___ Records supplied ___

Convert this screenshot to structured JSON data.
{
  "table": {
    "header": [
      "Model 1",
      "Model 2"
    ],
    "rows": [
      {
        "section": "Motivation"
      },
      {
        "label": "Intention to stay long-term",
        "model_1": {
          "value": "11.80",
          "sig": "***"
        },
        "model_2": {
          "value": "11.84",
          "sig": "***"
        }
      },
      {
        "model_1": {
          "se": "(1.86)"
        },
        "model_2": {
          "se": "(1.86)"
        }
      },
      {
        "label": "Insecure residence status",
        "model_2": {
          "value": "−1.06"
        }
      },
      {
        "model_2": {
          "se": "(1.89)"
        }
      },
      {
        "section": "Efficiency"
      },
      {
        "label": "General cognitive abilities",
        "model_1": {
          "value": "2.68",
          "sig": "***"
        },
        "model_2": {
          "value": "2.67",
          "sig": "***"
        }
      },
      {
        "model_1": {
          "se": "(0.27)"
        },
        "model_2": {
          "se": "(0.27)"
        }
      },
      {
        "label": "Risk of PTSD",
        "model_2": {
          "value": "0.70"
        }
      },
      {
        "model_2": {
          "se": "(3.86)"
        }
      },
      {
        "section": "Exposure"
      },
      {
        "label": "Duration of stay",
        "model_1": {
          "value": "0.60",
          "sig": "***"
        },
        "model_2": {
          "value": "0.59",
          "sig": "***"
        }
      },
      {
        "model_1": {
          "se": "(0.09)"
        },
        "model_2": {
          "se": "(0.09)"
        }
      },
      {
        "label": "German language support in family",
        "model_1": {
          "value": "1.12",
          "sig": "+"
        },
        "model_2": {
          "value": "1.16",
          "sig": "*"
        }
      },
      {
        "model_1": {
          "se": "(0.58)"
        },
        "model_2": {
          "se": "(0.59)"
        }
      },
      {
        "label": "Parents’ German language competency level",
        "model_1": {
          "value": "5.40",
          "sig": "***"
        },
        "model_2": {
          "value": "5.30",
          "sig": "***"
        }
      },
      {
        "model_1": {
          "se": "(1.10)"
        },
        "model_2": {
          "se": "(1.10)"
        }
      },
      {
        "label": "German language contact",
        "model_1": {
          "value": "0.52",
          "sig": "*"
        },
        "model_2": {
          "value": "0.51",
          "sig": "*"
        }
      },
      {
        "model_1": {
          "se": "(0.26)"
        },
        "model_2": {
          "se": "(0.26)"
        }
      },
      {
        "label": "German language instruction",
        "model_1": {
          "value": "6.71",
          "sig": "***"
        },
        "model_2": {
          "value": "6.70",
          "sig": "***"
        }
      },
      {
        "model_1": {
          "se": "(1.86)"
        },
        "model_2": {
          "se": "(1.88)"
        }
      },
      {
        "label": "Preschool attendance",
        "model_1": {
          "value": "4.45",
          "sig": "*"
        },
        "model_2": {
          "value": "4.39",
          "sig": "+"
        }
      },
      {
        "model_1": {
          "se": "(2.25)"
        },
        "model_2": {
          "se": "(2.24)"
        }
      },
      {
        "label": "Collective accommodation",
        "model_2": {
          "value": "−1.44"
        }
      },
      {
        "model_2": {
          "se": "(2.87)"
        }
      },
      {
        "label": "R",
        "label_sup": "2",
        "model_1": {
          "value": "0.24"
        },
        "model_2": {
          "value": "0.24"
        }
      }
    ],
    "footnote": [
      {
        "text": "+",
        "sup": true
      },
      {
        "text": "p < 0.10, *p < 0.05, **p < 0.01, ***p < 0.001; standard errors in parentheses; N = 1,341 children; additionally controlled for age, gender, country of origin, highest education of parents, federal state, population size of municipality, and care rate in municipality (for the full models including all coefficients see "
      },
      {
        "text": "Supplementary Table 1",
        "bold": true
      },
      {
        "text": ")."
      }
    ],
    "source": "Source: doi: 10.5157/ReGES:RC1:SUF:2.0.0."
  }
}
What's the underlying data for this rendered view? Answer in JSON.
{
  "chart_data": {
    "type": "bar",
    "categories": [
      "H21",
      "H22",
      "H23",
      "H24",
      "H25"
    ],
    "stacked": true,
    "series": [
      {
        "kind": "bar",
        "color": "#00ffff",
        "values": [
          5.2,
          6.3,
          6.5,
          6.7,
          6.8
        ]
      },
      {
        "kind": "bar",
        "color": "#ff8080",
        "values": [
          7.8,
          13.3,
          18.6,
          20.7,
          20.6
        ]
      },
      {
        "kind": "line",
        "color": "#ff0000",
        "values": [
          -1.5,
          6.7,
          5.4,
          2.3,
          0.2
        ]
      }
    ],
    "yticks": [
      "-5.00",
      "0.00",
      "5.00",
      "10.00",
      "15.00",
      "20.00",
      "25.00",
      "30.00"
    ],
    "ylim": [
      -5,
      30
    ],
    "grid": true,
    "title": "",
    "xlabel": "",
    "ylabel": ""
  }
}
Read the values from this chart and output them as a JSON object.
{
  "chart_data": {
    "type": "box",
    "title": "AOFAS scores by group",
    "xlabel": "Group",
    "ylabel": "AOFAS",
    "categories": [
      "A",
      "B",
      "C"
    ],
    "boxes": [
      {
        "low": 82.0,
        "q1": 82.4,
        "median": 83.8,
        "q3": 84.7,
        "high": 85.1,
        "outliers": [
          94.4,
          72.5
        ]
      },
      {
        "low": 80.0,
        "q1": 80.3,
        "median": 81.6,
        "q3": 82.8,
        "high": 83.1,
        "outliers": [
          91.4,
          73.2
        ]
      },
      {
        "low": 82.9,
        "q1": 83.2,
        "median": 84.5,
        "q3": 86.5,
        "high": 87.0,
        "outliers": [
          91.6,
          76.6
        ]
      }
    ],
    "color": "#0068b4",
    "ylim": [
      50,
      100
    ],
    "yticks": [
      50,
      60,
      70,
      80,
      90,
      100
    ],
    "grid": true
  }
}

___

Directions for this task
Reproduce the full listing exactly.

Task result
Convert this screenshot to structured JSON data.
{
  "table": {
    "header": [
      "Model 1",
      "Model 2"
    ],
    "rows": [
      {
        "section": "Motivation"
      },
      {
        "label": "Intention to stay long-term",
        "model_1": {
          "value": "11.80",
          "sig": "***"
        },
        "model_2": {
          "value": "11.84",
          "sig": "***"
        }
      },
      {
        "model_1": {
          "se": "(1.86)"
        },
        "model_2": {
          "se": "(1.86)"
        }
      },
      {
        "label": "Insecure residence status",
        "model_2": {
          "value": "−1.06"
        }
      },
      {
        "model_2": {
          "se": "(1.89)"
        }
      },
      {
        "section": "Efficiency"
      },
      {
        "label": "General cognitive abilities",
        "model_1": {
          "value": "2.68",
          "sig": "***"
        },
        "model_2": {
          "value": "2.67",
          "sig": "***"
        }
      },
      {
        "model_1": {
          "se": "(0.27)"
        },
        "model_2": {
          "se": "(0.27)"
        }
      },
      {
        "label": "Risk of PTSD",
        "model_2": {
          "value": "0.70"
        }
      },
      {
        "model_2": {
          "se": "(3.86)"
        }
      },
      {
        "section": "Exposure"
      },
      {
        "label": "Duration of stay",
        "model_1": {
          "value": "0.60",
          "sig": "***"
        },
        "model_2": {
          "value": "0.59",
          "sig": "***"
        }
      },
      {
        "model_1": {
          "se": "(0.09)"
        },
        "model_2": {
          "se": "(0.09)"
        }
      },
      {
        "label": "German language support in family",
        "model_1": {
          "value": "1.12",
          "sig": "+"
        },
        "model_2": {
          "value": "1.16",
          "sig": "*"
        }
      },
      {
        "model_1": {
          "se": "(0.58)"
        },
        "model_2": {
          "se": "(0.59)"
        }
      },
      {
        "label": "Parents’ German language competency level",
        "model_1": {
          "value": "5.40",
          "sig": "***"
        },
        "model_2": {
          "value": "5.30",
          "sig": "***"
        }
      },
      {
        "model_1": {
          "se": "(1.10)"
        },
        "model_2": {
          "se": "(1.10)"
        }
      },
      {
        "label": "German language contact",
        "model_1": {
          "value": "0.52",
          "sig": "*"
        },
        "model_2": {
          "value": "0.51",
          "sig": "*"
        }
      },
      {
        "model_1": {
          "se": "(0.26)"
        },
        "model_2": {
          "se": "(0.26)"
        }
      },
      {
        "label": "German language instruction",
        "model_1": {
          "value": "6.71",
          "sig": "***"
        },
        "model_2": {
          "value": "6.70",
          "sig": "***"
        }
      },
      {
        "model_1": {
          "se": "(1.86)"
        },
        "model_2": {
          "se": "(1.88)"
        }
      },
      {
        "label": "Preschool attendance",
        "model_1": {
          "value": "4.45",
          "sig": "*"
        },
        "model_2": {
          "value": "4.39",
          "sig": "+"
        }
      },
      {
        "model_1": {
          "se": "(2.25)"
        },
        "model_2": {
          "se": "(2.24)"
        }
      },
      {
        "label": "Collective accommodation",
        "model_2": {
          "value": "−1.44"
        }
      },
      {
        "model_2": {
          "se": "(2.87)"
        }
      },
      {
        "label": "R",
        "label_sup": "2",
        "model_1": {
          "value": "0.24"
        },
        "model_2": {
          "value": "0.24"
        }
      }
    ],
    "footnote": [
      {
        "text": "+",
        "sup": true
      },
      {
        "text": "p < 0.10, *p < 0.05, **p < 0.01, ***p < 0.001; standard errors in parentheses; N = 1,341 children; additionally controlled for age, gender, country of origin, highest education of parents, federal state, population size of municipality, and care rate in municipality (for the full models including all coefficients see "
      },
      {
        "text": "Supplementary Table 1",
        "bold": true
      },
      {
        "text": ")."
      }
    ],
    "source": "Source: doi: 10.5157/ReGES:RC1:SUF:2.0.0."
  }
}
What's the underlying data for this rendered view? Answer in JSON.
{
  "chart_data": {
    "type": "bar",
    "categories": [
      "H21",
      "H22",
      "H23",
      "H24",
      "H25"
    ],
    "stacked": true,
    "series": [
      {
        "kind": "bar",
        "color": "#00ffff",
        "values": [
          5.2,
          6.3,
          6.5,
          6.7,
          6.8
        ]
      },
      {
        "kind": "bar",
        "color": "#ff8080",
        "values": [
          7.8,
          13.3,
          18.6,
          20.7,
          20.6
        ]
      },
      {
        "kind": "line",
        "color": "#ff0000",
        "values": [
          -1.5,
          6.7,
          5.4,
          2.3,
          0.2
        ]
      }
    ],
    "yticks": [
      "-5.00",
      "0.00",
      "5.00",
      "10.00",
      "15.00",
      "20.00",
      "25.00",
      "30.00"
    ],
    "ylim": [
      -5,
      30
    ],
    "grid": true,
    "title": "",
    "xlabel": "",
    "ylabel": ""
  }
}
Read the values from this chart and output them as a JSON object.
{
  "chart_data": {
    "type": "box",
    "title": "AOFAS scores by group",
    "xlabel": "Group",
    "ylabel": "AOFAS",
    "categories": [
      "A",
      "B",
      "C"
    ],
    "boxes": [
      {
        "low": 82.0,
        "q1": 82.4,
        "median": 83.8,
        "q3": 84.7,
        "high": 85.1,
        "outliers": [
          94.4,
          72.5
        ]
      },
      {
        "low": 80.0,
        "q1": 80.3,
        "median": 81.6,
        "q3": 82.8,
        "high": 83.1,
        "outliers": [
          91.4,
          73.2
        ]
      },
      {
        "low": 82.9,
        "q1": 83.2,
        "median": 84.5,
        "q3": 86.5,
        "high": 87.0,
        "outliers": [
          91.6,
          76.6
        ]
      }
    ],
    "color": "#0068b4",
    "ylim": [
      50,
      100
    ],
    "yticks": [
      50,
      60,
      70,
      80,
      90,
      100
    ],
    "grid": true
  }
}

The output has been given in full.